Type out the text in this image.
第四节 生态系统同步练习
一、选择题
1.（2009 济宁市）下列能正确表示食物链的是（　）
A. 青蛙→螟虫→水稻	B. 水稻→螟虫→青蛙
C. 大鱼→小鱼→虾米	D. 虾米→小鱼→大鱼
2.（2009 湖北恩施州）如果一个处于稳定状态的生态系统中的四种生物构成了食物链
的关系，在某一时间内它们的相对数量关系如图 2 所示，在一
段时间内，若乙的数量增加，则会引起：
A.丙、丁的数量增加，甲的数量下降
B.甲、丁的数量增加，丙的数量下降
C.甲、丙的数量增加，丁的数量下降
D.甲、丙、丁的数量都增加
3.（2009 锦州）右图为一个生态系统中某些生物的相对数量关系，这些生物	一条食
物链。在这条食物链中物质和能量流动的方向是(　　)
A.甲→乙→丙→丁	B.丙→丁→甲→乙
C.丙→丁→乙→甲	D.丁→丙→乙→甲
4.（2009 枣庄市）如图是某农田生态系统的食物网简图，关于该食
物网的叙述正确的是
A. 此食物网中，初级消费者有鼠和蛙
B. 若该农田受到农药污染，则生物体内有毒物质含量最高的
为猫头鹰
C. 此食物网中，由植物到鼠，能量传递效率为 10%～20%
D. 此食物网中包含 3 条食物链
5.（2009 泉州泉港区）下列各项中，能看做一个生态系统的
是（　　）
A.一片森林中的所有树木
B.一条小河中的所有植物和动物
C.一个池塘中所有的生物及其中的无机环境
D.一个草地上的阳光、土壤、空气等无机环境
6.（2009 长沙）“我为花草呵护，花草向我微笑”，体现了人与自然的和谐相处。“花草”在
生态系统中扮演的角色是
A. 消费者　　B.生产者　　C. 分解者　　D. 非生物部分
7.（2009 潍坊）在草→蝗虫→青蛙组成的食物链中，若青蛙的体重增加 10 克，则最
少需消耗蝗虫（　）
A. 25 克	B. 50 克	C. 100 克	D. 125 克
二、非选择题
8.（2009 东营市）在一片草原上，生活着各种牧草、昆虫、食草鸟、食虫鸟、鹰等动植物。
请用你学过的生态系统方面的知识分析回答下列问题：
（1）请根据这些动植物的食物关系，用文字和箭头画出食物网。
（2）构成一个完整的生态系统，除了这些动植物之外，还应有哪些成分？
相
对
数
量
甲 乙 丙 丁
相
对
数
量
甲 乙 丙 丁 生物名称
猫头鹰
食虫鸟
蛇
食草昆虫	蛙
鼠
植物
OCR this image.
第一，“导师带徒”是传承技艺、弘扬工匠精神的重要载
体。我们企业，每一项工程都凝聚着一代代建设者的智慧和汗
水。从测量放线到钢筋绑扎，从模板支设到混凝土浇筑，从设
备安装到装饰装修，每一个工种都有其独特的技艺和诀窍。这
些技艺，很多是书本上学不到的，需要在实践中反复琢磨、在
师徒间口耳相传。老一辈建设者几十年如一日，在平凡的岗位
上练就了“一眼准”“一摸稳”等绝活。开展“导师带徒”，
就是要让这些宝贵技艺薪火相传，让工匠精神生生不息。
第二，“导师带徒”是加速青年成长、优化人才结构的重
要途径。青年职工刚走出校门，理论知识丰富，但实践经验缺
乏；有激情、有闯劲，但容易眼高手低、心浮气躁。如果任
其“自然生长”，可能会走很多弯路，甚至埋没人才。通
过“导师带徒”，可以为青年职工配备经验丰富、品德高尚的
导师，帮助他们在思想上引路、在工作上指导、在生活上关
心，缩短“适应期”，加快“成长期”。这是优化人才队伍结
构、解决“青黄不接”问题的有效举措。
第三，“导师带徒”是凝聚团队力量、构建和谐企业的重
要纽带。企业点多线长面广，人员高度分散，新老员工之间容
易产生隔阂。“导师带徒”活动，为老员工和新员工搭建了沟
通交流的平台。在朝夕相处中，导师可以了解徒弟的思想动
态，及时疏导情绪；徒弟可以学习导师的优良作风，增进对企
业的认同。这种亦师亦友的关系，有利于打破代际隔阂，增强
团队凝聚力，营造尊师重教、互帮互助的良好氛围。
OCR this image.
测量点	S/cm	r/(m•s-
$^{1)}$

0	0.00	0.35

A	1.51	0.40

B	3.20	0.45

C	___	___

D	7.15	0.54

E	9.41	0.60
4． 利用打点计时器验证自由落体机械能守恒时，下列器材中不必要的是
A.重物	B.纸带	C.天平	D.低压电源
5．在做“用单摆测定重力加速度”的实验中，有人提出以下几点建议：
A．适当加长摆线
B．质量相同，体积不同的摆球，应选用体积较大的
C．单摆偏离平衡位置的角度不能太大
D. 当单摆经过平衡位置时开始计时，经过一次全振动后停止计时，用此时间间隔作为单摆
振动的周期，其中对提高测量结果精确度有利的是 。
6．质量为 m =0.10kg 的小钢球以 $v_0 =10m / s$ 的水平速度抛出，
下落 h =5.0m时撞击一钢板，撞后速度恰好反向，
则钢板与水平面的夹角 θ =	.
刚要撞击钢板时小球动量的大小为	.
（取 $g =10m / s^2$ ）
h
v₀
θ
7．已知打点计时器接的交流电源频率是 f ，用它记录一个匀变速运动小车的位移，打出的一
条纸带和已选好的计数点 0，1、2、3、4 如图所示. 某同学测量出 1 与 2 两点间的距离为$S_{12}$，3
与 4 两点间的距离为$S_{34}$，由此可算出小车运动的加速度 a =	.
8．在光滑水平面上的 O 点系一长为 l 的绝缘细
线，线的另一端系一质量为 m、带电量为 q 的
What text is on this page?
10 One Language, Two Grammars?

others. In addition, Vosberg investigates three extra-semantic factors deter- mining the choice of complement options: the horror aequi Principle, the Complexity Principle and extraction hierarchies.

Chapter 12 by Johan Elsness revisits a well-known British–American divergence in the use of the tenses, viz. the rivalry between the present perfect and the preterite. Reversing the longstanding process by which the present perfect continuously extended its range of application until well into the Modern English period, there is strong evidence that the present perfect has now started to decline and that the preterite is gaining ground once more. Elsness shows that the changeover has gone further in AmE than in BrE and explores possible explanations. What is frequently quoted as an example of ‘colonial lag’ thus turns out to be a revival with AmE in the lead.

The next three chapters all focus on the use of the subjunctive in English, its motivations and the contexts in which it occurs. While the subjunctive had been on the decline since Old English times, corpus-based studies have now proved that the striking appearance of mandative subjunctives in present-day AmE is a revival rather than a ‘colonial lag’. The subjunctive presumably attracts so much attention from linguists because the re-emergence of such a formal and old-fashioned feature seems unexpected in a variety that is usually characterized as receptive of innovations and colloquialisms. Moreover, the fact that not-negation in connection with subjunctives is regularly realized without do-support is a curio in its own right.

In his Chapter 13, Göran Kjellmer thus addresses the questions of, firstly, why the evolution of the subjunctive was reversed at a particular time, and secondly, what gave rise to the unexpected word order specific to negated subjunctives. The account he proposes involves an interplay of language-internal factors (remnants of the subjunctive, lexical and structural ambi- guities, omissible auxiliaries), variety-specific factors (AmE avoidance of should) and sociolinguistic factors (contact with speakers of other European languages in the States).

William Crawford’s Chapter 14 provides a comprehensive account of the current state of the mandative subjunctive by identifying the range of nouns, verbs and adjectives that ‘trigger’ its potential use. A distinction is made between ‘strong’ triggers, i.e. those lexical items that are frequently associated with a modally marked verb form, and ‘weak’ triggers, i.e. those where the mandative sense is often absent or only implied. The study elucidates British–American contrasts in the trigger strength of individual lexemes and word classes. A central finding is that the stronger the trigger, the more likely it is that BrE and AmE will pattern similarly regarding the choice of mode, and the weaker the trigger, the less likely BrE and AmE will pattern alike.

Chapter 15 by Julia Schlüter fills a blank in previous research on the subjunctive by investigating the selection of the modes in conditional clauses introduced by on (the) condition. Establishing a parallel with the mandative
....................
TASK TO COMPLETE:
Go through the material above line by line and copy it exactly.

CORRECT RESPONSE:
Type out the text in this image.
第四节 生态系统同步练习
一、选择题
1.（2009 济宁市）下列能正确表示食物链的是（　）
A. 青蛙→螟虫→水稻	B. 水稻→螟虫→青蛙
C. 大鱼→小鱼→虾米	D. 虾米→小鱼→大鱼
2.（2009 湖北恩施州）如果一个处于稳定状态的生态系统中的四种生物构成了食物链
的关系，在某一时间内它们的相对数量关系如图 2 所示，在一
段时间内，若乙的数量增加，则会引起：
A.丙、丁的数量增加，甲的数量下降
B.甲、丁的数量增加，丙的数量下降
C.甲、丙的数量增加，丁的数量下降
D.甲、丙、丁的数量都增加
3.（2009 锦州）右图为一个生态系统中某些生物的相对数量关系，这些生物	一条食
物链。在这条食物链中物质和能量流动的方向是(　　)
A.甲→乙→丙→丁	B.丙→丁→甲→乙
C.丙→丁→乙→甲	D.丁→丙→乙→甲
4.（2009 枣庄市）如图是某农田生态系统的食物网简图，关于该食
物网的叙述正确的是
A. 此食物网中，初级消费者有鼠和蛙
B. 若该农田受到农药污染，则生物体内有毒物质含量最高的
为猫头鹰
C. 此食物网中，由植物到鼠，能量传递效率为 10%～20%
D. 此食物网中包含 3 条食物链
5.（2009 泉州泉港区）下列各项中，能看做一个生态系统的
是（　　）
A.一片森林中的所有树木
B.一条小河中的所有植物和动物
C.一个池塘中所有的生物及其中的无机环境
D.一个草地上的阳光、土壤、空气等无机环境
6.（2009 长沙）“我为花草呵护，花草向我微笑”，体现了人与自然的和谐相处。“花草”在
生态系统中扮演的角色是
A. 消费者　　B.生产者　　C. 分解者　　D. 非生物部分
7.（2009 潍坊）在草→蝗虫→青蛙组成的食物链中，若青蛙的体重增加 10 克，则最
少需消耗蝗虫（　）
A. 25 克	B. 50 克	C. 100 克	D. 125 克
二、非选择题
8.（2009 东营市）在一片草原上，生活着各种牧草、昆虫、食草鸟、食虫鸟、鹰等动植物。
请用你学过的生态系统方面的知识分析回答下列问题：
（1）请根据这些动植物的食物关系，用文字和箭头画出食物网。
（2）构成一个完整的生态系统，除了这些动植物之外，还应有哪些成分？
相
对
数
量
甲 乙 丙 丁
相
对
数
量
甲 乙 丙 丁 生物名称
猫头鹰
食虫鸟
蛇
食草昆虫	蛙
鼠
植物
OCR this image.
第一，“导师带徒”是传承技艺、弘扬工匠精神的重要载
体。我们企业，每一项工程都凝聚着一代代建设者的智慧和汗
水。从测量放线到钢筋绑扎，从模板支设到混凝土浇筑，从设
备安装到装饰装修，每一个工种都有其独特的技艺和诀窍。这
些技艺，很多是书本上学不到的，需要在实践中反复琢磨、在
师徒间口耳相传。老一辈建设者几十年如一日，在平凡的岗位
上练就了“一眼准”“一摸稳”等绝活。开展“导师带徒”，
就是要让这些宝贵技艺薪火相传，让工匠精神生生不息。
第二，“导师带徒”是加速青年成长、优化人才结构的重
要途径。青年职工刚走出校门，理论知识丰富，但实践经验缺
乏；有激情、有闯劲，但容易眼高手低、心浮气躁。如果任
其“自然生长”，可能会走很多弯路，甚至埋没人才。通
过“导师带徒”，可以为青年职工配备经验丰富、品德高尚的
导师，帮助他们在思想上引路、在工作上指导、在生活上关
心，缩短“适应期”，加快“成长期”。这是优化人才队伍结
构、解决“青黄不接”问题的有效举措。
第三，“导师带徒”是凝聚团队力量、构建和谐企业的重
要纽带。企业点多线长面广，人员高度分散，新老员工之间容
易产生隔阂。“导师带徒”活动，为老员工和新员工搭建了沟
通交流的平台。在朝夕相处中，导师可以了解徒弟的思想动
态，及时疏导情绪；徒弟可以学习导师的优良作风，增进对企
业的认同。这种亦师亦友的关系，有利于打破代际隔阂，增强
团队凝聚力，营造尊师重教、互帮互助的良好氛围。
OCR this image.
测量点	S/cm	r/(m•s-
$^{1)}$

0	0.00	0.35

A	1.51	0.40

B	3.20	0.45

C	___	___

D	7.15	0.54

E	9.41	0.60
4． 利用打点计时器验证自由落体机械能守恒时，下列器材中不必要的是
A.重物	B.纸带	C.天平	D.低压电源
5．在做“用单摆测定重力加速度”的实验中，有人提出以下几点建议：
A．适当加长摆线
B．质量相同，体积不同的摆球，应选用体积较大的
C．单摆偏离平衡位置的角度不能太大
D. 当单摆经过平衡位置时开始计时，经过一次全振动后停止计时，用此时间间隔作为单摆
振动的周期，其中对提高测量结果精确度有利的是 。
6．质量为 m =0.10kg 的小钢球以 $v_0 =10m / s$ 的水平速度抛出，
下落 h =5.0m时撞击一钢板，撞后速度恰好反向，
则钢板与水平面的夹角 θ =	.
刚要撞击钢板时小球动量的大小为	.
（取 $g =10m / s^2$ ）
h
v₀
θ
7．已知打点计时器接的交流电源频率是 f ，用它记录一个匀变速运动小车的位移，打出的一
条纸带和已选好的计数点 0，1、2、3、4 如图所示. 某同学测量出 1 与 2 两点间的距离为$S_{12}$，3
与 4 两点间的距离为$S_{34}$，由此可算出小车运动的加速度 a =	.
8．在光滑水平面上的 O 点系一长为 l 的绝缘细
线，线的另一端系一质量为 m、带电量为 q 的
What text is on this page?
10 One Language, Two Grammars?

others. In addition, Vosberg investigates three extra-semantic factors deter- mining the choice of complement options: the horror aequi Principle, the Complexity Principle and extraction hierarchies.

Chapter 12 by Johan Elsness revisits a well-known British–American divergence in the use of the tenses, viz. the rivalry between the present perfect and the preterite. Reversing the longstanding process by which the present perfect continuously extended its range of application until well into the Modern English period, there is strong evidence that the present perfect has now started to decline and that the preterite is gaining ground once more. Elsness shows that the changeover has gone further in AmE than in BrE and explores possible explanations. What is frequently quoted as an example of ‘colonial lag’ thus turns out to be a revival with AmE in the lead.

The next three chapters all focus on the use of the subjunctive in English, its motivations and the contexts in which it occurs. While the subjunctive had been on the decline since Old English times, corpus-based studies have now proved that the striking appearance of mandative subjunctives in present-day AmE is a revival rather than a ‘colonial lag’. The subjunctive presumably attracts so much attention from linguists because the re-emergence of such a formal and old-fashioned feature seems unexpected in a variety that is usually characterized as receptive of innovations and colloquialisms. Moreover, the fact that not-negation in connection with subjunctives is regularly realized without do-support is a curio in its own right.

In his Chapter 13, Göran Kjellmer thus addresses the questions of, firstly, why the evolution of the subjunctive was reversed at a particular time, and secondly, what gave rise to the unexpected word order specific to negated subjunctives. The account he proposes involves an interplay of language-internal factors (remnants of the subjunctive, lexical and structural ambi- guities, omissible auxiliaries), variety-specific factors (AmE avoidance of should) and sociolinguistic factors (contact with speakers of other European languages in the States).

William Crawford’s Chapter 14 provides a comprehensive account of the current state of the mandative subjunctive by identifying the range of nouns, verbs and adjectives that ‘trigger’ its potential use. A distinction is made between ‘strong’ triggers, i.e. those lexical items that are frequently associated with a modally marked verb form, and ‘weak’ triggers, i.e. those where the mandative sense is often absent or only implied. The study elucidates British–American contrasts in the trigger strength of individual lexemes and word classes. A central finding is that the stronger the trigger, the more likely it is that BrE and AmE will pattern similarly regarding the choice of mode, and the weaker the trigger, the less likely BrE and AmE will pattern alike.

Chapter 15 by Julia Schlüter fills a blank in previous research on the subjunctive by investigating the selection of the modes in conditional clauses introduced by on (the) condition. Establishing a parallel with the mandative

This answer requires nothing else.